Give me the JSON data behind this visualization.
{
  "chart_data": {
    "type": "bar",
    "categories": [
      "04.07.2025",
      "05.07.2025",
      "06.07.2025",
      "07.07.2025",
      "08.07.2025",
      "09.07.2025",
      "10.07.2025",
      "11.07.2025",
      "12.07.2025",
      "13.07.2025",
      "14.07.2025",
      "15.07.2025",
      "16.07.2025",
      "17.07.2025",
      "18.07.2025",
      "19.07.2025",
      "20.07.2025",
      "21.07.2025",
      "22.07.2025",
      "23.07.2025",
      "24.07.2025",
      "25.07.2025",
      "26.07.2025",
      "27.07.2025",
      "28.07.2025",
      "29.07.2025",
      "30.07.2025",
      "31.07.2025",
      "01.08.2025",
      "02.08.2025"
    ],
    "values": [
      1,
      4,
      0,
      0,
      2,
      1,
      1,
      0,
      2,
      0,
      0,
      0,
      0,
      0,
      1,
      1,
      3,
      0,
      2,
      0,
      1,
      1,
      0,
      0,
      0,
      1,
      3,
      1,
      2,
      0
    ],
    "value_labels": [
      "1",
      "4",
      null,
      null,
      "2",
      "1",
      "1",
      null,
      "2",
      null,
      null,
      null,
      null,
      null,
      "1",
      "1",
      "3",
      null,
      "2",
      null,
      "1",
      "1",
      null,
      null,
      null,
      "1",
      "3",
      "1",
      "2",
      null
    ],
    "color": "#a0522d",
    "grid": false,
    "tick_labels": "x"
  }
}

============

Required work
Copy the records above exactly as they appear.

Response to this task
Give me the JSON data behind this visualization.
{
  "chart_data": {
    "type": "bar",
    "categories": [
      "04.07.2025",
      "05.07.2025",
      "06.07.2025",
      "07.07.2025",
      "08.07.2025",
      "09.07.2025",
      "10.07.2025",
      "11.07.2025",
      "12.07.2025",
      "13.07.2025",
      "14.07.2025",
      "15.07.2025",
      "16.07.2025",
      "17.07.2025",
      "18.07.2025",
      "19.07.2025",
      "20.07.2025",
      "21.07.2025",
      "22.07.2025",
      "23.07.2025",
      "24.07.2025",
      "25.07.2025",
      "26.07.2025",
      "27.07.2025",
      "28.07.2025",
      "29.07.2025",
      "30.07.2025",
      "31.07.2025",
      "01.08.2025",
      "02.08.2025"
    ],
    "values": [
      1,
      4,
      0,
      0,
      2,
      1,
      1,
      0,
      2,
      0,
      0,
      0,
      0,
      0,
      1,
      1,
      3,
      0,
      2,
      0,
      1,
      1,
      0,
      0,
      0,
      1,
      3,
      1,
      2,
      0
    ],
    "value_labels": [
      "1",
      "4",
      null,
      null,
      "2",
      "1",
      "1",
      null,
      "2",
      null,
      null,
      null,
      null,
      null,
      "1",
      "1",
      "3",
      null,
      "2",
      null,
      "1",
      "1",
      null,
      null,
      null,
      "1",
      "3",
      "1",
      "2",
      null
    ],
    "color": "#a0522d",
    "grid": false,
    "tick_labels": "x"
  }
}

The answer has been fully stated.